BEGIN DATASET RECORDS

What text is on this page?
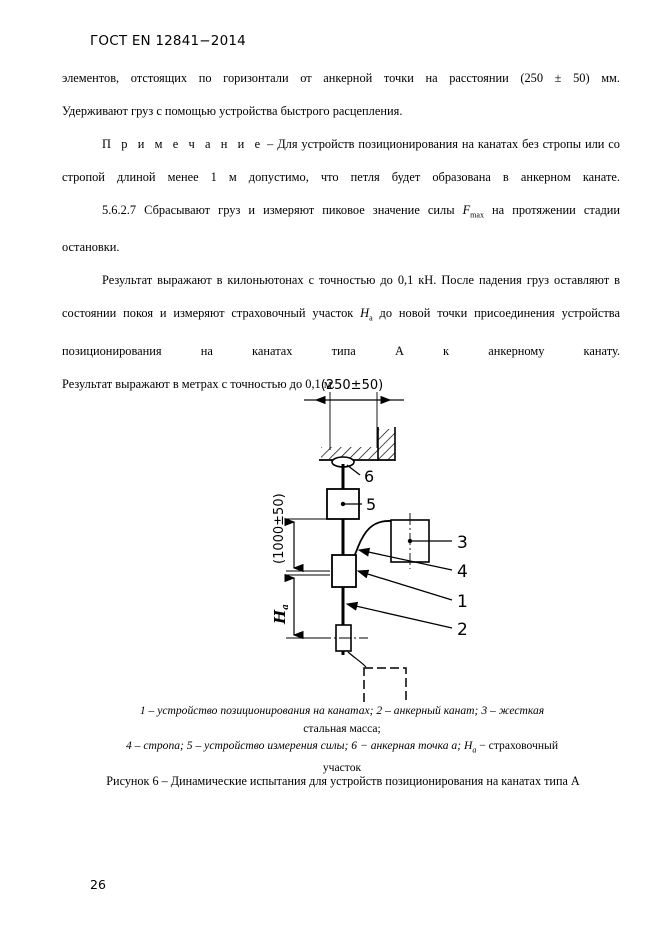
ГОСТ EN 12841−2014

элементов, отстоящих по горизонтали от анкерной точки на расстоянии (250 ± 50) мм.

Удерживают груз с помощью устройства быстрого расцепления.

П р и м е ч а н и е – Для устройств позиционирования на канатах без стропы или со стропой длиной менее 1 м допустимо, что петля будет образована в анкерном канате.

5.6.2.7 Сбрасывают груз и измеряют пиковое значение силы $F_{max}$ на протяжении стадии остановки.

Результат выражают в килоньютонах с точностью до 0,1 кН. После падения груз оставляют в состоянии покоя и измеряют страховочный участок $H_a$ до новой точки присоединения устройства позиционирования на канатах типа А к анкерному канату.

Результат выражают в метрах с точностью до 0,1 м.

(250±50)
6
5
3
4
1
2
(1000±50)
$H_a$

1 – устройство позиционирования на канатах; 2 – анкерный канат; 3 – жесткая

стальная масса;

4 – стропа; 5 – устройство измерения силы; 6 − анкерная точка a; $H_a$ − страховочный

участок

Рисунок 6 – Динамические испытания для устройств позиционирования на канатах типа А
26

END DATASET RECORDS

-- YOUR GOAL --
Report back each line of the entries that holds the string "позиционирования".

-- ANSWER TO THIS TASK --
П р и м е ч а н и е – Для устройств позиционирования на канатах без стропы или со стропой длиной менее 1 м допустимо, что петля будет образована в анкерном канате.
Результат выражают в килоньютонах с точностью до 0,1 кН. После падения груз оставляют в состоянии покоя и измеряют страховочный участок $H_a$ до новой точки присоединения устройства позиционирования на канатах типа А к анкерному канату.
1 – устройство позиционирования на канатах; 2 – анкерный канат; 3 – жесткая
Рисунок 6 – Динамические испытания для устройств позиционирования на канатах типа А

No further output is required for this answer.